*** Excerpted records ***

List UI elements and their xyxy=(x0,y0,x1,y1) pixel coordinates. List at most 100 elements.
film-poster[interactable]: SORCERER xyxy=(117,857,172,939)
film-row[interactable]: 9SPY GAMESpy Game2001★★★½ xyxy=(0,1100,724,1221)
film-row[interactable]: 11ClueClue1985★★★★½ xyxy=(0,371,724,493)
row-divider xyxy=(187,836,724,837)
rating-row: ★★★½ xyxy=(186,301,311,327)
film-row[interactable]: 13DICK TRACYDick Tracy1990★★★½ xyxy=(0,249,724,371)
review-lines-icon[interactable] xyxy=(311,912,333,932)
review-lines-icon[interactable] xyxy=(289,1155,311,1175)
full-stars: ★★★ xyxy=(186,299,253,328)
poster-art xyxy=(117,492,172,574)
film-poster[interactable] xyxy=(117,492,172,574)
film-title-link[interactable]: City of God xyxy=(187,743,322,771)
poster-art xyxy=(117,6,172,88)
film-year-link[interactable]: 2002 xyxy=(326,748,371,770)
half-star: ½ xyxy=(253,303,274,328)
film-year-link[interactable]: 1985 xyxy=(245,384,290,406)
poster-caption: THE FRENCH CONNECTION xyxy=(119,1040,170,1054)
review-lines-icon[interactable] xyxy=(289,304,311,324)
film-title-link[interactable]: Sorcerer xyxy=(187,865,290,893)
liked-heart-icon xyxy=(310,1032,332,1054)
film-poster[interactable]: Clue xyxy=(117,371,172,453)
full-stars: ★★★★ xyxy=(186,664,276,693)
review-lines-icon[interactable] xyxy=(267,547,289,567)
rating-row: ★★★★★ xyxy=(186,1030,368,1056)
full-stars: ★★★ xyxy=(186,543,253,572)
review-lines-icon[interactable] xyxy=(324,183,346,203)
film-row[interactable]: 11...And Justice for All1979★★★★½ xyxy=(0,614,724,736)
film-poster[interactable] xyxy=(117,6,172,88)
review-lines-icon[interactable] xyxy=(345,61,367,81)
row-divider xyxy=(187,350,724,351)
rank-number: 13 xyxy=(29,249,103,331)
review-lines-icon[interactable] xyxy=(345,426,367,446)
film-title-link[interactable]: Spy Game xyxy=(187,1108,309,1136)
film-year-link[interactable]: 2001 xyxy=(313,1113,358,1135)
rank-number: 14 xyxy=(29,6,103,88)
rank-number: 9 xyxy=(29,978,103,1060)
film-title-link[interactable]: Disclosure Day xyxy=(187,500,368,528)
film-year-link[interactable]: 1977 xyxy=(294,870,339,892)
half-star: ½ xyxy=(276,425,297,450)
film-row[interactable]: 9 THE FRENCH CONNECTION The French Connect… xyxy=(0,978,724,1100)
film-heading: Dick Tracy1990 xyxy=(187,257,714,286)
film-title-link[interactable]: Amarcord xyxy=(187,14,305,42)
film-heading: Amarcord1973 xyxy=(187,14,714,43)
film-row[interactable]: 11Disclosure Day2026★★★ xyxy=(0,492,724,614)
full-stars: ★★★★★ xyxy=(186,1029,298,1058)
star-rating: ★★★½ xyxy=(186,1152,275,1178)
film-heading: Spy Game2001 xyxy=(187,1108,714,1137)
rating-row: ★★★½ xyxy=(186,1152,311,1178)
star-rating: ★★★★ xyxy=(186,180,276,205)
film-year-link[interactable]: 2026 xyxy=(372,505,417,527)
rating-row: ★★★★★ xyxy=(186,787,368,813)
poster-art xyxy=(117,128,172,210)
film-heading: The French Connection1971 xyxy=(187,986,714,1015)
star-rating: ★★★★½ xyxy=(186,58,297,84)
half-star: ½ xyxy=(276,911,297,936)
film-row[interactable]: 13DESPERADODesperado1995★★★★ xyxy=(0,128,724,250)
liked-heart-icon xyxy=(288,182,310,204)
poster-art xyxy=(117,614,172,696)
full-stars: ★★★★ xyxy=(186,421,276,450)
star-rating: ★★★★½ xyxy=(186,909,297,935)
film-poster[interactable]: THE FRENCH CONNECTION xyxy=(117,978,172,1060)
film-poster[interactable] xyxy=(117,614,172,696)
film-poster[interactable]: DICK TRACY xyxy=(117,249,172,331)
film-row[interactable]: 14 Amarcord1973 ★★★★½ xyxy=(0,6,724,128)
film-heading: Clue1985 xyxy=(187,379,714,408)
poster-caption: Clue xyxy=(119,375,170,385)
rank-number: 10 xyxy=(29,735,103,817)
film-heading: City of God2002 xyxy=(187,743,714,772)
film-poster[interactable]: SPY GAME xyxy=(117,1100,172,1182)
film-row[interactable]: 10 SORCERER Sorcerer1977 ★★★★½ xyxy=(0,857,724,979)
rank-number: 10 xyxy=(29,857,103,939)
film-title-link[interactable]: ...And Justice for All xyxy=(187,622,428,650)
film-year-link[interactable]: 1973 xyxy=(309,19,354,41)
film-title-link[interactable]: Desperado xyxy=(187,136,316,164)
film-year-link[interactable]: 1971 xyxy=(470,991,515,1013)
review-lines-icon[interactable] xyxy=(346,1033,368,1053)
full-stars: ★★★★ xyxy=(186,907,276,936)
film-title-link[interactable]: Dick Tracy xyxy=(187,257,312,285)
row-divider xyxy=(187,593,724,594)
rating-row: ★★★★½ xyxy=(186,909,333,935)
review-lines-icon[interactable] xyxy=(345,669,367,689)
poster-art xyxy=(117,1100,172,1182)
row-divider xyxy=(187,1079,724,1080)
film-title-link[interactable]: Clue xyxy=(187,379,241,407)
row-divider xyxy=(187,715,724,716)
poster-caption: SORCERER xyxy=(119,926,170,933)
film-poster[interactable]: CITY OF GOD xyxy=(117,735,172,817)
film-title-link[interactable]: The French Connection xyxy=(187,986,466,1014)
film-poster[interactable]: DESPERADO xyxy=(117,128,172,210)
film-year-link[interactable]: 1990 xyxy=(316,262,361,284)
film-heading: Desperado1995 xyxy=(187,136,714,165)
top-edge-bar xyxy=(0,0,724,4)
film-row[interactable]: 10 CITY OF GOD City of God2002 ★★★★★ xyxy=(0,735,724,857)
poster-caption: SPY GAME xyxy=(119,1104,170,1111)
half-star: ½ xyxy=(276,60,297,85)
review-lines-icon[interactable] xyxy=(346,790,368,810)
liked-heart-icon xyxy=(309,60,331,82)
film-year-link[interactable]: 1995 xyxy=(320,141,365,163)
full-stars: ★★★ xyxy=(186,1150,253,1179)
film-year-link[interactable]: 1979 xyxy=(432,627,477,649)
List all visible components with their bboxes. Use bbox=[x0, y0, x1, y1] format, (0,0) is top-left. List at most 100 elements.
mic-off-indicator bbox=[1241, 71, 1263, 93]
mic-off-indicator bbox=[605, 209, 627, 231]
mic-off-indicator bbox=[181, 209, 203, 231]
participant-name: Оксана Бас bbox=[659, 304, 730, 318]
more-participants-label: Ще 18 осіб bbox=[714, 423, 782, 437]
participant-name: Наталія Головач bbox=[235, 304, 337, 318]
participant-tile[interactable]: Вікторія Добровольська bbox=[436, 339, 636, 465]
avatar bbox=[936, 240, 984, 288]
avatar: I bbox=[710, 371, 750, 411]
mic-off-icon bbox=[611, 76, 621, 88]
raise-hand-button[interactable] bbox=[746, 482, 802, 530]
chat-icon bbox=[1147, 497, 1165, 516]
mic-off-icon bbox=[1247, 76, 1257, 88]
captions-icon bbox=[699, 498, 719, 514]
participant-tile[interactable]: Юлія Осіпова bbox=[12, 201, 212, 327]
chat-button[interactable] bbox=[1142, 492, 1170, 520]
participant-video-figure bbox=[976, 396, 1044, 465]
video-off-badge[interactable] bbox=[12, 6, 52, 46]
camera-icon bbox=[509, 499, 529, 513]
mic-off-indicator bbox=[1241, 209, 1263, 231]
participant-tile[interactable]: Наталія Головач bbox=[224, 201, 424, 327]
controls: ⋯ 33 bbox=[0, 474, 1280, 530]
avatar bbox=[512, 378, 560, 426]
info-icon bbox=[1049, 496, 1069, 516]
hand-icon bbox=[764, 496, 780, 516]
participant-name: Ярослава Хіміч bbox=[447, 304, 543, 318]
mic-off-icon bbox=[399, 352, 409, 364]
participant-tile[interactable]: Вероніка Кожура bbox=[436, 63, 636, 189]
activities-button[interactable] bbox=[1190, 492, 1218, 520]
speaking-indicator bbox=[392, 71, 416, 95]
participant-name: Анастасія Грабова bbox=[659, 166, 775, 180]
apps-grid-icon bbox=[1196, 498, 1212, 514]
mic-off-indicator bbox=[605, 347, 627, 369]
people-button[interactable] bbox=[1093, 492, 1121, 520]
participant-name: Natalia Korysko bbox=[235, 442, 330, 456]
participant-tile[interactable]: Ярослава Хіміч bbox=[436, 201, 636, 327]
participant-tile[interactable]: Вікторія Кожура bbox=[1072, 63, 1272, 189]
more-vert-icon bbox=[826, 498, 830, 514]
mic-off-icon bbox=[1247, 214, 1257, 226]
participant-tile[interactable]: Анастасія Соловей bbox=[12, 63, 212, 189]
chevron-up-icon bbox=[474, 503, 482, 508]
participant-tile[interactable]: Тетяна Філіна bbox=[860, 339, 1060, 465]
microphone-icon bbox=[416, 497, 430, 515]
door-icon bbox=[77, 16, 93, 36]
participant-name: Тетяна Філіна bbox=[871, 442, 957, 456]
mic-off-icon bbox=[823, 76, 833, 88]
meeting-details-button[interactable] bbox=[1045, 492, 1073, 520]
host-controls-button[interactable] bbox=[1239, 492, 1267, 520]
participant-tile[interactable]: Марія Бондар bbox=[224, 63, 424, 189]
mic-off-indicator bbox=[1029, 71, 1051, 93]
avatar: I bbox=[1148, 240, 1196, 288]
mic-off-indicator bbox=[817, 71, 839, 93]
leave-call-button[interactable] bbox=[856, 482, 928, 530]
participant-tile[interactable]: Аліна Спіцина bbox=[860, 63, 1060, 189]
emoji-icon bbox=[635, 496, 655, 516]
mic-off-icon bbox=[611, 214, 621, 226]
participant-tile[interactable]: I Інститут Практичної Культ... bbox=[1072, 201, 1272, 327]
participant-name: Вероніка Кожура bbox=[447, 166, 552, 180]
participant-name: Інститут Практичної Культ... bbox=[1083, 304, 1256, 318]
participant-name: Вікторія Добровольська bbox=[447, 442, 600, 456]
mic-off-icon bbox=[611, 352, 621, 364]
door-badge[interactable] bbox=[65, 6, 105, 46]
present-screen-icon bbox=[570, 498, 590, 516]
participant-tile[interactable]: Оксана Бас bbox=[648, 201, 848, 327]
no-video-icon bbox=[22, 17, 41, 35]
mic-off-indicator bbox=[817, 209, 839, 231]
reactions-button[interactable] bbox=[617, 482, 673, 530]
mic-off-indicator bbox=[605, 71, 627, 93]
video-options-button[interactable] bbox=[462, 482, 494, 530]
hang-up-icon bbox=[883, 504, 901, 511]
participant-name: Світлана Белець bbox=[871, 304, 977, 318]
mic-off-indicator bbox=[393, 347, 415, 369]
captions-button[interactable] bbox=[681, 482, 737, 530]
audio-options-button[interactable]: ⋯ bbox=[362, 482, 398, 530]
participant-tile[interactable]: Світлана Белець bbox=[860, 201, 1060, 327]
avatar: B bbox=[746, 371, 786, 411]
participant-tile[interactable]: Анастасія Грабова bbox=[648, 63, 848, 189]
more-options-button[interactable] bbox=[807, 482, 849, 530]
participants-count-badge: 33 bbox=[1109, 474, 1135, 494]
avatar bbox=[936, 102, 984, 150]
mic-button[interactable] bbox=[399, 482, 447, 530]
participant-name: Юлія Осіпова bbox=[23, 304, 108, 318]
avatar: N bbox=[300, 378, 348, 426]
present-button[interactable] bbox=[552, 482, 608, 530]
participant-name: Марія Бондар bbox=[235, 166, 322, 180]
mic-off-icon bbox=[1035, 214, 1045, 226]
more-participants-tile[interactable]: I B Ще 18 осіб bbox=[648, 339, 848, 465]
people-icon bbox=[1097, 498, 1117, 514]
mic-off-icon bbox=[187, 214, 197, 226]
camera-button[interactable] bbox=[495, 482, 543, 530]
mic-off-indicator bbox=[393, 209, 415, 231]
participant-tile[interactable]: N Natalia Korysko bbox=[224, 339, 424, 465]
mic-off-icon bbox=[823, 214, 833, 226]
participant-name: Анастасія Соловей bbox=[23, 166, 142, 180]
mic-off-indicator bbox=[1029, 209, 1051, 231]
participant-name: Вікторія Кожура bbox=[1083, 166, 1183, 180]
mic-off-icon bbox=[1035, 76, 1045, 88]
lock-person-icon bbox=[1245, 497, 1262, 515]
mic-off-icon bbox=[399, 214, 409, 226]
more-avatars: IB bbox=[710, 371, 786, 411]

***

- _Given exercise_
Convert the lines from the start of the items through the line containing "rank-number: 9 xyxy=(29,978,103,1060)" into a JSON list of strings, one string per line, omitting blank lines.

- _Solution for this problem_
[
  "List UI elements and their xyxy=(x0,y0,x1,y1) pixel coordinates. List at most 100 elements.",
  "film-poster[interactable]: SORCERER xyxy=(117,857,172,939)",
  "film-row[interactable]: 9SPY GAMESpy Game2001★★★½ xyxy=(0,1100,724,1221)",
  "film-row[interactable]: 11ClueClue1985★★★★½ xyxy=(0,371,724,493)",
  "row-divider xyxy=(187,836,724,837)",
  "rating-row: ★★★½ xyxy=(186,301,311,327)",
  "film-row[interactable]: 13DICK TRACYDick Tracy1990★★★½ xyxy=(0,249,724,371)",
  "review-lines-icon[interactable] xyxy=(311,912,333,932)",
  "review-lines-icon[interactable] xyxy=(289,1155,311,1175)",
  "full-stars: ★★★ xyxy=(186,299,253,328)",
  "poster-art xyxy=(117,492,172,574)",
  "film-poster[interactable] xyxy=(117,492,172,574)",
  "film-title-link[interactable]: City of God xyxy=(187,743,322,771)",
  "poster-art xyxy=(117,6,172,88)",
  "film-year-link[interactable]: 2002 xyxy=(326,748,371,770)",
  "half-star: ½ xyxy=(253,303,274,328)",
  "film-year-link[interactable]: 1985 xyxy=(245,384,290,406)",
  "poster-caption: THE FRENCH CONNECTION xyxy=(119,1040,170,1054)",
  "review-lines-icon[interactable] xyxy=(289,304,311,324)",
  "film-title-link[interactable]: Sorcerer xyxy=(187,865,290,893)",
  "liked-heart-icon xyxy=(310,1032,332,1054)",
  "film-poster[interactable]: Clue xyxy=(117,371,172,453)",
  "full-stars: ★★★★ xyxy=(186,664,276,693)",
  "review-lines-icon[interactable] xyxy=(267,547,289,567)",
  "rating-row: ★★★★★ xyxy=(186,1030,368,1056)",
  "full-stars: ★★★ xyxy=(186,543,253,572)",
  "review-lines-icon[interactable] xyxy=(324,183,346,203)",
  "film-row[interactable]: 11...And Justice for All1979★★★★½ xyxy=(0,614,724,736)",
  "film-poster[interactable] xyxy=(117,6,172,88)",
  "review-lines-icon[interactable] xyxy=(345,61,367,81)",
  "row-divider xyxy=(187,350,724,351)",
  "rank-number: 13 xyxy=(29,249,103,331)",
  "review-lines-icon[interactable] xyxy=(345,426,367,446)",
  "film-title-link[interactable]: Spy Game xyxy=(187,1108,309,1136)",
  "film-year-link[interactable]: 2001 xyxy=(313,1113,358,1135)",
  "rank-number: 14 xyxy=(29,6,103,88)",
  "rank-number: 9 xyxy=(29,978,103,1060)"
]